### DATA SHOWN
-- START --

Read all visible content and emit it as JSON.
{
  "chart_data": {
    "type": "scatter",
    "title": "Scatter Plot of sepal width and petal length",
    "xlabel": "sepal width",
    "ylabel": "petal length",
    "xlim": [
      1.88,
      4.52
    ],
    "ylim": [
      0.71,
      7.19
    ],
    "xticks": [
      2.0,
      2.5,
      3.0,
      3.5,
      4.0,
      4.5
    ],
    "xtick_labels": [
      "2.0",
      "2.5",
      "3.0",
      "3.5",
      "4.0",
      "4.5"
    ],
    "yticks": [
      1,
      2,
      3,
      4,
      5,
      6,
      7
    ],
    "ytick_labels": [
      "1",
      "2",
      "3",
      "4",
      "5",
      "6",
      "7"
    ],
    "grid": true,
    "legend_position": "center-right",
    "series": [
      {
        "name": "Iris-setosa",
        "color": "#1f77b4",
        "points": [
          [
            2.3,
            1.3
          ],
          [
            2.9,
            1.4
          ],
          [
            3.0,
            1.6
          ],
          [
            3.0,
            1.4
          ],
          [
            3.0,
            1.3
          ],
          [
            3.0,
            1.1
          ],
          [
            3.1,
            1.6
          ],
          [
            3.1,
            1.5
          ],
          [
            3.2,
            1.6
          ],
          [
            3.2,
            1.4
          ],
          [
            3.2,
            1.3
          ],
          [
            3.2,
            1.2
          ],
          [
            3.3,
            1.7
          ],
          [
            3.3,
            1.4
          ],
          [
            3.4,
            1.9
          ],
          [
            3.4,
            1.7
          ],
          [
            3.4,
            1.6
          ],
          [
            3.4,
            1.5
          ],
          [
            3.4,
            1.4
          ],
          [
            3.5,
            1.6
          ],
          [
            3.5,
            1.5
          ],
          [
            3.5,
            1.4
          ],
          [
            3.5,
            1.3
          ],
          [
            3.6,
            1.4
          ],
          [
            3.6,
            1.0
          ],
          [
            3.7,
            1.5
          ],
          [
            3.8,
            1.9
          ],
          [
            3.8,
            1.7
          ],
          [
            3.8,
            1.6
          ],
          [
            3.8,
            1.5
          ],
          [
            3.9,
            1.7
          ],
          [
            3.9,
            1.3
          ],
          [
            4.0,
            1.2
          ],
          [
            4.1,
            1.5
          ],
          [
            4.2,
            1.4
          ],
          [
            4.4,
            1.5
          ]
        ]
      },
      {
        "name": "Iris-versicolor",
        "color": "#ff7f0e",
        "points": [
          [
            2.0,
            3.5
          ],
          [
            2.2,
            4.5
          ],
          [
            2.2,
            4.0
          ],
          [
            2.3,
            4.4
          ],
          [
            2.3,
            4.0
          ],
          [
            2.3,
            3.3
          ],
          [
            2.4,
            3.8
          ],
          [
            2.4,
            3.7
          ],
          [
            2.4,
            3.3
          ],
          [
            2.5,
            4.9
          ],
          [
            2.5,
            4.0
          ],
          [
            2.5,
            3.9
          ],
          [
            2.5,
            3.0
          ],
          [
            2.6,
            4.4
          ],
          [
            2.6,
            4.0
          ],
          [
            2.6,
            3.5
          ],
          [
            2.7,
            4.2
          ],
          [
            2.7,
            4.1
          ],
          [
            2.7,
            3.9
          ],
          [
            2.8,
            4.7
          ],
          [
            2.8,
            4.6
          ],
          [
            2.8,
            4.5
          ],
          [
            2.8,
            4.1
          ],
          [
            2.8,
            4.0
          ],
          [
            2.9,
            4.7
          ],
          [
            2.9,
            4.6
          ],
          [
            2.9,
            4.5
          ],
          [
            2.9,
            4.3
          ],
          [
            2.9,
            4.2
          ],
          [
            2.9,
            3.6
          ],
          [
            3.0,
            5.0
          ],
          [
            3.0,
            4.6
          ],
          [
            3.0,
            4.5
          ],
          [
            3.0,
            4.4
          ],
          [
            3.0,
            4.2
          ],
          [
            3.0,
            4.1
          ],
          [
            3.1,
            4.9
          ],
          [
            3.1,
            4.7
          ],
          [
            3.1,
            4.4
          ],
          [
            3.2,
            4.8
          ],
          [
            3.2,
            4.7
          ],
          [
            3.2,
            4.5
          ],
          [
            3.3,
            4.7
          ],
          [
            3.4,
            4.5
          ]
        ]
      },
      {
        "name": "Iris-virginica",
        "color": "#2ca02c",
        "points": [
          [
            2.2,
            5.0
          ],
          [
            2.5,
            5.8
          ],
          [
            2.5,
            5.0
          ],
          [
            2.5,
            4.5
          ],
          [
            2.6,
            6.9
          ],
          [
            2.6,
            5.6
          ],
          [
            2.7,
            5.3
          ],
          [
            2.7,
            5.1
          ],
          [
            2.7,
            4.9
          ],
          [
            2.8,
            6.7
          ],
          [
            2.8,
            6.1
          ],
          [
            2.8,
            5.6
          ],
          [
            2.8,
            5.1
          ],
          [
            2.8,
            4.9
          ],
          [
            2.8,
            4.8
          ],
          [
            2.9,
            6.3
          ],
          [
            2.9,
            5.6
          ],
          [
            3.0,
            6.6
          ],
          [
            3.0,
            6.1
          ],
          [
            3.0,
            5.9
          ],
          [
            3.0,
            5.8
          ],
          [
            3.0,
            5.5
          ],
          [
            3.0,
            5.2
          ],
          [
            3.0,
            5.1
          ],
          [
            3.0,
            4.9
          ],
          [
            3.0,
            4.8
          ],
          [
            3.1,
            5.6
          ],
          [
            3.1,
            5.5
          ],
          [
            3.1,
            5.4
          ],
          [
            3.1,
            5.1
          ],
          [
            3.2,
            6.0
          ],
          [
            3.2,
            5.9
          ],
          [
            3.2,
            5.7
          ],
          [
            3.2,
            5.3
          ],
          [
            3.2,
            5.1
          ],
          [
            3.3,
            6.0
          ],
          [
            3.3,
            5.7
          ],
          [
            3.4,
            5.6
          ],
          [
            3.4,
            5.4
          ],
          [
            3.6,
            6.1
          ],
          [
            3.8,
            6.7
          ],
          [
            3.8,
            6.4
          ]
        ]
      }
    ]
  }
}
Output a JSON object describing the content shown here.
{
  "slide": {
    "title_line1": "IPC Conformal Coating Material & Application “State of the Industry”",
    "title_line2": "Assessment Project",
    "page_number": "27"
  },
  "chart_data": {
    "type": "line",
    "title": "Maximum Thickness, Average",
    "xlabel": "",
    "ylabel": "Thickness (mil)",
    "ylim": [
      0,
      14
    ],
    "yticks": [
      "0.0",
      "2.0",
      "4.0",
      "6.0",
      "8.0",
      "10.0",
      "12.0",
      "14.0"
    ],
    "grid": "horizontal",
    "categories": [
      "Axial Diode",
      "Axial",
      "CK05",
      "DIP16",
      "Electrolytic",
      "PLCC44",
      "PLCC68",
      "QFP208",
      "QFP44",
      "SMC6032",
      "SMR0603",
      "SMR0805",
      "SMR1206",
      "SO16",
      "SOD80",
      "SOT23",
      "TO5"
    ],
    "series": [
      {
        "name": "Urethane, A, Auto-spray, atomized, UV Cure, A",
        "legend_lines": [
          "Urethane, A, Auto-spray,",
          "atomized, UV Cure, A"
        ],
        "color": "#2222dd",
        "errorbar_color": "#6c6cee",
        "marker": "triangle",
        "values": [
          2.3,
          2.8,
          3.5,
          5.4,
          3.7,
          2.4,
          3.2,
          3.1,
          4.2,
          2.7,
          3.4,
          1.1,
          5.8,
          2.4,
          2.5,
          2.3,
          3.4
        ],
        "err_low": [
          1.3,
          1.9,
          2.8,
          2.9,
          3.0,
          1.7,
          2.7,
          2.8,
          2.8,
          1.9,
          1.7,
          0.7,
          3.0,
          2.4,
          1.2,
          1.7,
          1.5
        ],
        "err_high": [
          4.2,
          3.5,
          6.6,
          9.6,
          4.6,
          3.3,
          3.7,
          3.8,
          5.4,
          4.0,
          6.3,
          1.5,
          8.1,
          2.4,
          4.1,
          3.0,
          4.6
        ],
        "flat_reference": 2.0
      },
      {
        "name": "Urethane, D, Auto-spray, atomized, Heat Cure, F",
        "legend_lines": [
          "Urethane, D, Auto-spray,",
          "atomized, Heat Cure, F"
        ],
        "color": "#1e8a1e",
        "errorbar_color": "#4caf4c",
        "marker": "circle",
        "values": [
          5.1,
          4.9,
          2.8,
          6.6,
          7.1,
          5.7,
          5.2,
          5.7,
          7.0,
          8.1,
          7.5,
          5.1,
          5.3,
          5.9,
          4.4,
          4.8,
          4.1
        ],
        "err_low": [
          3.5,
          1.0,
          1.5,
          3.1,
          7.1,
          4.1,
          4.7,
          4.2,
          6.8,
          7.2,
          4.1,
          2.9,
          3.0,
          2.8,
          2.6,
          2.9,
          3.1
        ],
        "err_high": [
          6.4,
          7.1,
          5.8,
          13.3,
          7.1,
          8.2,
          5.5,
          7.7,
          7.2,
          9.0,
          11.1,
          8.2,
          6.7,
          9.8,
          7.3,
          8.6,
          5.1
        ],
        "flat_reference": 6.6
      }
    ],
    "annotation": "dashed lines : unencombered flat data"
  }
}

-- END --

### EXERCISE TASK
Find and copy every line in the entries above where the string "name" occurs.

### OUTPUT
        "name": "Iris-setosa",
        "name": "Iris-versicolor",
        "name": "Iris-virginica",
        "name": "Urethane, A, Auto-spray, atomized, UV Cure, A",
        "name": "Urethane, D, Auto-spray, atomized, Heat Cure, F",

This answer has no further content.